**Text segment:**
========================================

# TORO 924 power shift trans issues



## Exopthalmos (Oct 3, 2019)

Hello all, new member here looking for help. Thanks in advance. I Bought the above machine last year. I had to rebuild the carb to get it to run properly. Then I did basic maintenance and changed the belts. My problem now is the trans. It will go forward and reverse but I have little control of how well the trans engages/disengages.....very jumpy. I also can not engage neutral well at all, so the machine is always trying to move forward or in reverse. Also when not running I am unable to get neutral so I can roll it around in garage, wheels/trans are always engaged so I have to drag it or put wheels on dollies.

I was looking at the linkage thinking maybe the prior owners lack of maintenance has created slop which is causing the problem, and it does seem loose. I also was wondering if perhaps I have to pull the trans and clean the internals. 

Any advice is appreciated!!


----------



## Norwegian (Mar 21, 2019)

Hi,


This sounds like an adjustment issue. This manual may help you getting it all set up correctly:https://www.toro.com/getpub/6935


----------



## cranman (Jan 23, 2016)

The Powershifts as they get older will have condensation build up in the tranny and cause rust issues that prevent proper shifting and engagement of gears, ......the only fix if that is the cause is to remove transmission, take gears, shafts, and washers out on the bench, wire brush them shiny, clean and pack with new lithium grease and re install


----------



## Exopthalmos (Oct 3, 2019)

Thanks for the replies. I am going to take out trans and clean up/regrease the internals. The problem I now face is finding the correct repair manual. I opened the link from Norwegian and it does not have my particular model(38547), even though the model and serial number indicate that it should be there. So I went to the Toro site and found the supposed operating manual based on model and serial number but it does not have the 924. I opened the other links which did not correspond to my model/serial number and still could not find a repair guide for my particular 924 model. I am going to try different searches but to date I can not find anything on my model/serial numbers. If all else fails I will use the guide posted above in hopes that the trans is the same for the 824 as the 924.

========================================

**Requirement 1:**
Gather every line of the records that contains the string "dividend".
The thread and the records are separate, unrelated material.

[Collected data]
========================================

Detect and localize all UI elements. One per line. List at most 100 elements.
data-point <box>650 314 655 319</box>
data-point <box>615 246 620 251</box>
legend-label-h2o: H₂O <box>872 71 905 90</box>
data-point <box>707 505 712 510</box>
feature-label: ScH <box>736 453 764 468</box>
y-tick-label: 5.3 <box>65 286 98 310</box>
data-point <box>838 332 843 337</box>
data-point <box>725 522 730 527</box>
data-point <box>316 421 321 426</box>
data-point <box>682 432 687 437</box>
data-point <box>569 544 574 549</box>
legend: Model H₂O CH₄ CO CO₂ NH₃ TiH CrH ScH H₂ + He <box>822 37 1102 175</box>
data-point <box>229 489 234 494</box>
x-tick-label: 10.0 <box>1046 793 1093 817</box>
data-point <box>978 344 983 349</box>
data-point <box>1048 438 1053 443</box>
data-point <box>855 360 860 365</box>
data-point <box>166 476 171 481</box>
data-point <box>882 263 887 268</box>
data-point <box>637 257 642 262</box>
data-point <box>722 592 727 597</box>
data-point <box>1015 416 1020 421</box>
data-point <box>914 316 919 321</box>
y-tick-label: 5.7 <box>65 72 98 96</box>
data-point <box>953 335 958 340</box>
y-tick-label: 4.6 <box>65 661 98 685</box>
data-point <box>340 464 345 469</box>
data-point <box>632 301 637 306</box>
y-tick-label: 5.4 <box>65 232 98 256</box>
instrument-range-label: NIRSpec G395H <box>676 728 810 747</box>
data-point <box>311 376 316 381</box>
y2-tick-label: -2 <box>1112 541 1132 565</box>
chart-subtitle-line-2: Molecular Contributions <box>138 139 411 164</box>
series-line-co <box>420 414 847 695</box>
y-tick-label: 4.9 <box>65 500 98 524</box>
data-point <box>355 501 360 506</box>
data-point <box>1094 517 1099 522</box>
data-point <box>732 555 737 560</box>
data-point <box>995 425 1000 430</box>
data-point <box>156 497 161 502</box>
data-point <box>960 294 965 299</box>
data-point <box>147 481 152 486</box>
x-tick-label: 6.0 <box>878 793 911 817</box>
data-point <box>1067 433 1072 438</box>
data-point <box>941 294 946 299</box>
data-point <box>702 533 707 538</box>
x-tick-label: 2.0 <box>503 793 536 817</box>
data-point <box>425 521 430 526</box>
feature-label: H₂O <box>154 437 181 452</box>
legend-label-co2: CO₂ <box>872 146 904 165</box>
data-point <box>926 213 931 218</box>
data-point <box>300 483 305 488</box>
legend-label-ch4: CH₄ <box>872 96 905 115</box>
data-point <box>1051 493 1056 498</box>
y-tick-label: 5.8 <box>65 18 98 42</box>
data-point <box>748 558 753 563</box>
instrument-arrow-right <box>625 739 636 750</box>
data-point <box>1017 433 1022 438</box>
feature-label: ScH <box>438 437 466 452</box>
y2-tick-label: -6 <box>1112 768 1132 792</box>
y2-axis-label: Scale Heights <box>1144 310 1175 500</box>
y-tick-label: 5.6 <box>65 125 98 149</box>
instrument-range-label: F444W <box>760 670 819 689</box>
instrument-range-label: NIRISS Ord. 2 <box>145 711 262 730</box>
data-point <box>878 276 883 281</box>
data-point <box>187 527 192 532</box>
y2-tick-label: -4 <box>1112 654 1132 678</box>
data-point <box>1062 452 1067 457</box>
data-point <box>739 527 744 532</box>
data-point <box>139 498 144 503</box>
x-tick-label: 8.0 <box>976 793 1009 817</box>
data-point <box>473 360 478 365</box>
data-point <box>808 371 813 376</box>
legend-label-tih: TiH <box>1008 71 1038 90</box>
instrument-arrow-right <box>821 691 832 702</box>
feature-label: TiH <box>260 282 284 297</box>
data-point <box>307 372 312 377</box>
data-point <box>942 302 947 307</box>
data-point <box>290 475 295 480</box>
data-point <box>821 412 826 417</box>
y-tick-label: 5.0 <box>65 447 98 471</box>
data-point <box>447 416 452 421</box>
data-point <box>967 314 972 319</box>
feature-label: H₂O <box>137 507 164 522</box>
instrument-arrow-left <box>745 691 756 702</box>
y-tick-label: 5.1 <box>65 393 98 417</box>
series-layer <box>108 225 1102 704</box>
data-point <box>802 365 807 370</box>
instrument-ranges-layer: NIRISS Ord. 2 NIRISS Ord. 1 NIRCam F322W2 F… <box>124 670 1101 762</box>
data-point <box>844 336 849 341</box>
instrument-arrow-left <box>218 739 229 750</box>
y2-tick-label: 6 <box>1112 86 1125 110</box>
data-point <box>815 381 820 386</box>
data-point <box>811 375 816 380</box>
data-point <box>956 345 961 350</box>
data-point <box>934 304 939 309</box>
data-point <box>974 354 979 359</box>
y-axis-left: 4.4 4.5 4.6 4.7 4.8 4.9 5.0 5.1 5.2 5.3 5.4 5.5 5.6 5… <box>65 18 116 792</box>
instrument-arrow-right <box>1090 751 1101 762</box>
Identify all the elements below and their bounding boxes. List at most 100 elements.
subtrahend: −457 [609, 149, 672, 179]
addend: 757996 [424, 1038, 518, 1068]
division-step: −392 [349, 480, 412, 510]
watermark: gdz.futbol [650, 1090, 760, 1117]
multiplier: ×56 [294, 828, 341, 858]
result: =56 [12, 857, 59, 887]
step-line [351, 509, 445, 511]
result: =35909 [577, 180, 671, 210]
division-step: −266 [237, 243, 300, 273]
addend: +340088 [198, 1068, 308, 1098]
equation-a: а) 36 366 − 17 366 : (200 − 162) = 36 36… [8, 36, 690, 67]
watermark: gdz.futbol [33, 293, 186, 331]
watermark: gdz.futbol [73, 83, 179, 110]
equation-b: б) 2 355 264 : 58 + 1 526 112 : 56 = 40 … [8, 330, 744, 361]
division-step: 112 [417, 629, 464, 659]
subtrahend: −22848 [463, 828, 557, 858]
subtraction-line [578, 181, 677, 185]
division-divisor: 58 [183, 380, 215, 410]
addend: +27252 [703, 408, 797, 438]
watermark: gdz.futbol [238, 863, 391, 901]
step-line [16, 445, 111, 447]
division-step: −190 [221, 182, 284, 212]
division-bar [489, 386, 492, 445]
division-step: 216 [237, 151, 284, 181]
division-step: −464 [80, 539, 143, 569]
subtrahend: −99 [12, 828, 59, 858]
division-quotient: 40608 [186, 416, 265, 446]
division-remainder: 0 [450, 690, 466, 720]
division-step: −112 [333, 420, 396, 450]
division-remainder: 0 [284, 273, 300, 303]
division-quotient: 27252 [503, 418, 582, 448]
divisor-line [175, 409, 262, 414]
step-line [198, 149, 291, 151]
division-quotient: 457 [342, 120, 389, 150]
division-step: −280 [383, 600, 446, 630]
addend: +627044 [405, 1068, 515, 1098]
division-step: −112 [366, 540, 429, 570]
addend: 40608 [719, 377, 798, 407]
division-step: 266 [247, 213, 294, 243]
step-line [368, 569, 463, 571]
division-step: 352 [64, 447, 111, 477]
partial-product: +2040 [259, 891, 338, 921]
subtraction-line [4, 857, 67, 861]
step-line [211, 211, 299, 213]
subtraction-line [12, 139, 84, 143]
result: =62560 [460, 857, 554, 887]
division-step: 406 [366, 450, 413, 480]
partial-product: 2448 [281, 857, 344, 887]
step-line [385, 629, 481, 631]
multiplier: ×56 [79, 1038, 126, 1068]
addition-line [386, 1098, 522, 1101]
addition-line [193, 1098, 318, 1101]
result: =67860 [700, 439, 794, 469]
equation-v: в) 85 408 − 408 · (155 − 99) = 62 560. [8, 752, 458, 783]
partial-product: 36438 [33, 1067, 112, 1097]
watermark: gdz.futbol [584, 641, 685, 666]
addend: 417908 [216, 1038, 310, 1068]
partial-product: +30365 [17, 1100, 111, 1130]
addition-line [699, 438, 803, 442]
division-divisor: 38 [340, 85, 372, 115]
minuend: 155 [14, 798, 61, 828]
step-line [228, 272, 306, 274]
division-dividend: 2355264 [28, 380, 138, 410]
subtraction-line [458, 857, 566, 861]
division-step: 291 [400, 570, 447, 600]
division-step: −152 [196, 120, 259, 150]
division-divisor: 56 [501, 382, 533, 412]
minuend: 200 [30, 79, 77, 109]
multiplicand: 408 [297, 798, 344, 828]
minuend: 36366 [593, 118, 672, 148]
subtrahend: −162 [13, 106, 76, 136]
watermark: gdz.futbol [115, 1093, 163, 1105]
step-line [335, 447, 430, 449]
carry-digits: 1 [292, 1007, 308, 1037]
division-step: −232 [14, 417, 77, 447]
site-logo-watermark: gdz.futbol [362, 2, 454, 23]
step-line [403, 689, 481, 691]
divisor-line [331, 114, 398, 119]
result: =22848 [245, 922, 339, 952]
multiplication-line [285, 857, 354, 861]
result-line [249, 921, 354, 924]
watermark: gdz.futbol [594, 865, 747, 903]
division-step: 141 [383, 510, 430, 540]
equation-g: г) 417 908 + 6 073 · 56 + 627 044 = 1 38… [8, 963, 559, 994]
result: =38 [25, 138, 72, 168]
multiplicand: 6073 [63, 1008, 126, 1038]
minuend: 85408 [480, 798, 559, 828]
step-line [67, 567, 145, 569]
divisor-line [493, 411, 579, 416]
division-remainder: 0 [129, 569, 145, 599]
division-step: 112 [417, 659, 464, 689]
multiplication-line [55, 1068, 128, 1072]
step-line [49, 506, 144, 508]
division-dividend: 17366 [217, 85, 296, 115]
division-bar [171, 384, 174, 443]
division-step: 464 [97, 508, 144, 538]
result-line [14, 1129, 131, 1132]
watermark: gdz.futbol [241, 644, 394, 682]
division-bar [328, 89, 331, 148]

========================================

**Requirement 2:**
Transcribe the stretch of the thread from "This sounds like" through "(Jan 23, 2016)".

**Exercise response 1:**
division-dividend: 2355264 [28, 380, 138, 410]
division-dividend: 17366 [217, 85, 296, 115]

**Exercise response 2:**
This sounds like an adjustment issue. This manual may help you getting it all set up correctly:https://www.toro.com/getpub/6935


----------



## cranman (Jan 23, 2016)